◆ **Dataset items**
==============================

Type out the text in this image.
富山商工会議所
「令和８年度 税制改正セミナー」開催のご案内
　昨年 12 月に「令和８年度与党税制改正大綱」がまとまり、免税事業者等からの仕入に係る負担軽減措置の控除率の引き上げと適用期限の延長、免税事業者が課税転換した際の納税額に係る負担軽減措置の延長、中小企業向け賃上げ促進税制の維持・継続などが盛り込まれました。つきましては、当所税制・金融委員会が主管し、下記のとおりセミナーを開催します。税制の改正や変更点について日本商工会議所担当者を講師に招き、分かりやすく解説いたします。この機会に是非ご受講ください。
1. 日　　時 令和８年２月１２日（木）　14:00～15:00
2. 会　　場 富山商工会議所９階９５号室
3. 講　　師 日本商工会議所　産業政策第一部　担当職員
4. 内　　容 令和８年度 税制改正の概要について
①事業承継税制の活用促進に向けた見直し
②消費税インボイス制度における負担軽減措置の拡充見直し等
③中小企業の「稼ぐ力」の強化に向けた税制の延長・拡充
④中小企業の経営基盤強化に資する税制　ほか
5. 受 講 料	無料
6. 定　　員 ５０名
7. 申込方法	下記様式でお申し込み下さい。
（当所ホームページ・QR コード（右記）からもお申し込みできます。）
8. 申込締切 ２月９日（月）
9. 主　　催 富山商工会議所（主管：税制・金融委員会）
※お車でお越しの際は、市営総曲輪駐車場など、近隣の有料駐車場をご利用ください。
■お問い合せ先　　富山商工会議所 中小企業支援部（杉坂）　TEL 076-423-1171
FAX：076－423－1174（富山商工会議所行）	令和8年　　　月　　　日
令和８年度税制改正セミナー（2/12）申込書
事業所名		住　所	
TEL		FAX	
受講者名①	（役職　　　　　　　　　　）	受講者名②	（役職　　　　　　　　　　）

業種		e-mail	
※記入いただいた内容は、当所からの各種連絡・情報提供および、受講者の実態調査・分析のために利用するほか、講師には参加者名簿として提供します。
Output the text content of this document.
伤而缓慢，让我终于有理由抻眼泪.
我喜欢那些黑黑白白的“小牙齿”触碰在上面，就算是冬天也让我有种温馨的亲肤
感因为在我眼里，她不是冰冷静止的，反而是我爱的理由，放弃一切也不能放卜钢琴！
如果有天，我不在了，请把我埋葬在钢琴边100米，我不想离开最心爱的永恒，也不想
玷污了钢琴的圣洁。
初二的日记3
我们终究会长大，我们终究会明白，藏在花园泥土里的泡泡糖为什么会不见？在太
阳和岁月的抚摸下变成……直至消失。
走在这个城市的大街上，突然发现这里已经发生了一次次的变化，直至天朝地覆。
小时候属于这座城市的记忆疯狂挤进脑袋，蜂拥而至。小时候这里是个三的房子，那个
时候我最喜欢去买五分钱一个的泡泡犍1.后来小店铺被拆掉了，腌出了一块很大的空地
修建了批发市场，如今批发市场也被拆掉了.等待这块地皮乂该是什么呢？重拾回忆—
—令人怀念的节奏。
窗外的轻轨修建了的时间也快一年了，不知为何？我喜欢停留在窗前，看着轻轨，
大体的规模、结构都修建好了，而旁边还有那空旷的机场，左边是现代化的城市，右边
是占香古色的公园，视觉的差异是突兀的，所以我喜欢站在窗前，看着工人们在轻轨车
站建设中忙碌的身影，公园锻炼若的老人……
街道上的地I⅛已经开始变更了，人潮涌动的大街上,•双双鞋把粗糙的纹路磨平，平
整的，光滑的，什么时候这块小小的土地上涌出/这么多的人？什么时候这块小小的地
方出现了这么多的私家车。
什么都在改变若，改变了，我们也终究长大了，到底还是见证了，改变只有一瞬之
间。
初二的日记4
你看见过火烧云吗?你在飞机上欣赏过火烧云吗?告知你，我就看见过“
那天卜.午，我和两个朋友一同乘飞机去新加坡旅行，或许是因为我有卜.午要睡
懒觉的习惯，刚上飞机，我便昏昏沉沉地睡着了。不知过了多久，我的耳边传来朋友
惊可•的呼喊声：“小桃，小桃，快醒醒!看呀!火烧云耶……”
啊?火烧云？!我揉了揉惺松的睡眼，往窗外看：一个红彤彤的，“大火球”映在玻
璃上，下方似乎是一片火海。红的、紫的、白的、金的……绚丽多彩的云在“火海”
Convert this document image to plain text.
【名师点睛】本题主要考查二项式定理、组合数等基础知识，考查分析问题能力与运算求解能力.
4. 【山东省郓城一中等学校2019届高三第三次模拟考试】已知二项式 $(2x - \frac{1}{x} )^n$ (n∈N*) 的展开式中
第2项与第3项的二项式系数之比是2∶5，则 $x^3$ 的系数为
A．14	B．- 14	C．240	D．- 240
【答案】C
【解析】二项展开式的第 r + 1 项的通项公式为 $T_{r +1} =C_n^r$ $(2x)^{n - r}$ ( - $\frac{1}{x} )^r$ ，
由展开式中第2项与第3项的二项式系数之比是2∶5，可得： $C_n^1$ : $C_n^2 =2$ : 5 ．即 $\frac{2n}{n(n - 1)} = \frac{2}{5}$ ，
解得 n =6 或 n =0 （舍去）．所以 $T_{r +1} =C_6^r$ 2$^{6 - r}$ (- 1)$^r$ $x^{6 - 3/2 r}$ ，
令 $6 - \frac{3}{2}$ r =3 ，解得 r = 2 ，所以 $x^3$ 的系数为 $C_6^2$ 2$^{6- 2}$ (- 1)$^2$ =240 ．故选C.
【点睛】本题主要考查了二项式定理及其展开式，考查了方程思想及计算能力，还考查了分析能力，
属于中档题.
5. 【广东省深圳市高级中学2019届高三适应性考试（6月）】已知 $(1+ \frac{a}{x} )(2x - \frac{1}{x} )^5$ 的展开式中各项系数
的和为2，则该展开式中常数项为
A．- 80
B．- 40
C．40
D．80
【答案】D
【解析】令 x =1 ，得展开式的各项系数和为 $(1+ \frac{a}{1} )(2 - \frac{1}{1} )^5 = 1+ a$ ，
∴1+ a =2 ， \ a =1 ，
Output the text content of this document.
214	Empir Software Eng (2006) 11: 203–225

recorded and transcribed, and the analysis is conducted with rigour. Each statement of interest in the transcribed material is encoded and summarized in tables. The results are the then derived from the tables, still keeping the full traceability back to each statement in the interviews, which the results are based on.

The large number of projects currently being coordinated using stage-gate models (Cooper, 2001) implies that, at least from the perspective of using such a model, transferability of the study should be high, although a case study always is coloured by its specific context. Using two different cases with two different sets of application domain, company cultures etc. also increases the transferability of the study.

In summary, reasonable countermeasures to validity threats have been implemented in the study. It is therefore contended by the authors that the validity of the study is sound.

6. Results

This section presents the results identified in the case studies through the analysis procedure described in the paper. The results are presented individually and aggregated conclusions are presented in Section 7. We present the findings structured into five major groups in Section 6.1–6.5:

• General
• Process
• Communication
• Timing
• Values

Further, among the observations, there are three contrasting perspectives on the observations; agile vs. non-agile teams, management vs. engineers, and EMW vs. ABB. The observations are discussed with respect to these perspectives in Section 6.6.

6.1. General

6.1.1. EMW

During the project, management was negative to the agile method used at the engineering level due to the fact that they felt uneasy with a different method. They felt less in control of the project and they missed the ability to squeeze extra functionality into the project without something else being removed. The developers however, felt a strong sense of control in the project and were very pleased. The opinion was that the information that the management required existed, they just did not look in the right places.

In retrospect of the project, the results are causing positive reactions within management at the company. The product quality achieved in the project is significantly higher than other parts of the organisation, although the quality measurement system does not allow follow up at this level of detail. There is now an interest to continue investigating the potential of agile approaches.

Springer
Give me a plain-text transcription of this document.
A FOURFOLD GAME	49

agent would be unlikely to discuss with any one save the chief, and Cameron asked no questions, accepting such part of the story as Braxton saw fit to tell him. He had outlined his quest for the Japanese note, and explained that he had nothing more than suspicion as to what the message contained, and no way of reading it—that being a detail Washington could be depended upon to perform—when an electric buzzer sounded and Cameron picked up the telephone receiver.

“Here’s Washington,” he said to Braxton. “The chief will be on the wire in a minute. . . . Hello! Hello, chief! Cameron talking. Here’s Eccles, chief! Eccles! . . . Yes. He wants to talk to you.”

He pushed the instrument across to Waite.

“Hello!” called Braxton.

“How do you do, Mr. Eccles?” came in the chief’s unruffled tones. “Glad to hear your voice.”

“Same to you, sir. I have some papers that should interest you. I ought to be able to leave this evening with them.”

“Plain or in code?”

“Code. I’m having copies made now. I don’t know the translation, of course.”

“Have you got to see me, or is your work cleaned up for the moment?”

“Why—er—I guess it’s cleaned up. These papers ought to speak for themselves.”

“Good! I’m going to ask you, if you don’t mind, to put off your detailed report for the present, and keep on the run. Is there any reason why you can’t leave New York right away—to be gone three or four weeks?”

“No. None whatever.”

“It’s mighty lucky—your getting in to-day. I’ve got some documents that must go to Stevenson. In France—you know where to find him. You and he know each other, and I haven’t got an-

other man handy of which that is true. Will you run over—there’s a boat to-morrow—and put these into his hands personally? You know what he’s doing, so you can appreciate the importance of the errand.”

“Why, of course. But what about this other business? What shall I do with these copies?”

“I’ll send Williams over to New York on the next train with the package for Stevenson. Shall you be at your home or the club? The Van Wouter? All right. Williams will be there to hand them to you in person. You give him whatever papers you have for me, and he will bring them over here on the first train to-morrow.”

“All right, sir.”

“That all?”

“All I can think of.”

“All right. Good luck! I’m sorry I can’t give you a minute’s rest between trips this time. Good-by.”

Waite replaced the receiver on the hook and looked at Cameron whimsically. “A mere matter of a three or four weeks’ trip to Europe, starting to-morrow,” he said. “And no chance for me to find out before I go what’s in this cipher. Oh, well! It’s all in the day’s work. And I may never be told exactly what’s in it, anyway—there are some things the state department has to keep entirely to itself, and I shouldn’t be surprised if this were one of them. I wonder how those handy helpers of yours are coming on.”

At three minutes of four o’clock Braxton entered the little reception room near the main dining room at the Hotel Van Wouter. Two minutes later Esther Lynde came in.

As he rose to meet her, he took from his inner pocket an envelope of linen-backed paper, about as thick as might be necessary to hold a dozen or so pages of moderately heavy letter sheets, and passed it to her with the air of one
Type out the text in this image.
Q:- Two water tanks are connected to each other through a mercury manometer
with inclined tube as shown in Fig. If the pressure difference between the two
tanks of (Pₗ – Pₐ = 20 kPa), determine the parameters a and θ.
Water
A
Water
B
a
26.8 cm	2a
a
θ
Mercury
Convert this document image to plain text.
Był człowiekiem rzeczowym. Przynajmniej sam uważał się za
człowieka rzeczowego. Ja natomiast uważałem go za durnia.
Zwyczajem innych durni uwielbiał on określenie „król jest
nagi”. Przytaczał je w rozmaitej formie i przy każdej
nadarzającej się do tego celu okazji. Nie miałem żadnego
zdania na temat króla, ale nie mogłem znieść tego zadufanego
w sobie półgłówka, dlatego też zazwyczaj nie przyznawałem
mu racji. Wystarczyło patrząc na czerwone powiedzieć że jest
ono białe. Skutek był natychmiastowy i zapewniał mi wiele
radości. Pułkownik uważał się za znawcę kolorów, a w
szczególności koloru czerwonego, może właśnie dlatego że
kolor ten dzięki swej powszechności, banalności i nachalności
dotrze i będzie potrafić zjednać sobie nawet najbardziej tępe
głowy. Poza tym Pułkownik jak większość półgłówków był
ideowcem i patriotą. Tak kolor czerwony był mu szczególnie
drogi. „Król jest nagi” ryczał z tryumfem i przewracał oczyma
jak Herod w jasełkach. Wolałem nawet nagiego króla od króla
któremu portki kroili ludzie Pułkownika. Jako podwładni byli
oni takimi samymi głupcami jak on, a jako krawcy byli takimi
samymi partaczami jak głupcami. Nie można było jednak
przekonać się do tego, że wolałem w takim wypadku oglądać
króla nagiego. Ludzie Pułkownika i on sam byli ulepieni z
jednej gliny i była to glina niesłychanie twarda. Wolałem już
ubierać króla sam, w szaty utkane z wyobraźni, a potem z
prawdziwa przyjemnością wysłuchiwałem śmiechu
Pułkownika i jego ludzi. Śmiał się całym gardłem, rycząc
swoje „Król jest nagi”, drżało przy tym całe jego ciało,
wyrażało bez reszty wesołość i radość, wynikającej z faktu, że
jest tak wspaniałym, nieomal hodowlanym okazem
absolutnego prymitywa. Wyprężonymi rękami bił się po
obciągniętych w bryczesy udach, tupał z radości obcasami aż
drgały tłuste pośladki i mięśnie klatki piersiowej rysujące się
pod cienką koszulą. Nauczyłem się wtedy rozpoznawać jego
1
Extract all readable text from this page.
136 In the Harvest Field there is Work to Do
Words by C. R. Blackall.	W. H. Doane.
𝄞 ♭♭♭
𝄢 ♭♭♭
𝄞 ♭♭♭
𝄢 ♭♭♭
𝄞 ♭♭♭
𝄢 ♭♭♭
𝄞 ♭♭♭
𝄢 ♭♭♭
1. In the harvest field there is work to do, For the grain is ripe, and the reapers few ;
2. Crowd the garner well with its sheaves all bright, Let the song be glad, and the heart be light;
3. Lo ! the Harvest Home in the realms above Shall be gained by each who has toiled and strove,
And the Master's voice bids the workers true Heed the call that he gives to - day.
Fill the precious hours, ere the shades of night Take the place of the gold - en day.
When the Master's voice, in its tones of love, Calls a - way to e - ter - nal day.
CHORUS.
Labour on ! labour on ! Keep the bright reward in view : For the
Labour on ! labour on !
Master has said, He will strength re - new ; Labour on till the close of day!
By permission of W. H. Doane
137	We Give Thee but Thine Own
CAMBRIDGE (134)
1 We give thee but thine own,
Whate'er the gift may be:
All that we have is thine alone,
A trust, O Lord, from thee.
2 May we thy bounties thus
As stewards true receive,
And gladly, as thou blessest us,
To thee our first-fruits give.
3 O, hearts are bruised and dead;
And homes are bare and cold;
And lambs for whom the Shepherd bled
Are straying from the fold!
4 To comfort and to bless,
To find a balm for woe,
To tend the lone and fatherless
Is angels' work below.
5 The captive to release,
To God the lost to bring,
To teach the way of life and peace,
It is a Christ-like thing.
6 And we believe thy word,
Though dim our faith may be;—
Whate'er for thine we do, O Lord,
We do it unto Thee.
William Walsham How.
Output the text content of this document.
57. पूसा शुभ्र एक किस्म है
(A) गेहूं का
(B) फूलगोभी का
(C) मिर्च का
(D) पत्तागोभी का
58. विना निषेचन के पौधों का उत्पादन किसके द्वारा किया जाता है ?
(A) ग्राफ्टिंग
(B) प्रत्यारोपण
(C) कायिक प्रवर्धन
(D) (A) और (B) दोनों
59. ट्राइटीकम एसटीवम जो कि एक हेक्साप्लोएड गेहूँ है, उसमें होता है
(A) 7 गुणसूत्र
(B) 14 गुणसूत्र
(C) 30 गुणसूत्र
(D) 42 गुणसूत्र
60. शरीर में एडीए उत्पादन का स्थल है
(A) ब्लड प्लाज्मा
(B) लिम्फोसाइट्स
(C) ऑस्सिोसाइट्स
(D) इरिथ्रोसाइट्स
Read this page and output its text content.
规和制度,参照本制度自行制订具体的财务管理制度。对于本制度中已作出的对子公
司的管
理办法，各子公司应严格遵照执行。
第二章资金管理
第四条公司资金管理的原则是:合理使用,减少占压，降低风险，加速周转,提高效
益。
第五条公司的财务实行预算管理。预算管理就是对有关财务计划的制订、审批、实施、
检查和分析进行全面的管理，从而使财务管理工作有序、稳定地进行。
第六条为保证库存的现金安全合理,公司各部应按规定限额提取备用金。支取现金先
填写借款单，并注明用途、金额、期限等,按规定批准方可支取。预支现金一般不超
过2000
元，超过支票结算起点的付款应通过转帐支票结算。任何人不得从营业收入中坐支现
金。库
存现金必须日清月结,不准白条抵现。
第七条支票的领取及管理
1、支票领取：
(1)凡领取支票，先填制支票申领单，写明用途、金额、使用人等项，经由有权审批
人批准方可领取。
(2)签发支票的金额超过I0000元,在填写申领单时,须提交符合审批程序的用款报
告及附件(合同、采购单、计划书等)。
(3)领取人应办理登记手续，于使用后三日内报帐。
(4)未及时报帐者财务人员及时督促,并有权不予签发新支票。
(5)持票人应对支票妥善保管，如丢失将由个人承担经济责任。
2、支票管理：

==============================

◆ **Task to carry out**
All lines in the data that contain the word "Section" should be copied.

◆ **Answer in full**
This section presents the results identified in the case studies through the analysis procedure described in the paper. The results are presented individually and aggregated conclusions are presented in Section 7. We present the findings structured into five major groups in Section 6.1–6.5:
Further, among the observations, there are three contrasting perspectives on the observations; agile vs. non-agile teams, management vs. engineers, and EMW vs. ABB. The observations are discussed with respect to these perspectives in Section 6.6.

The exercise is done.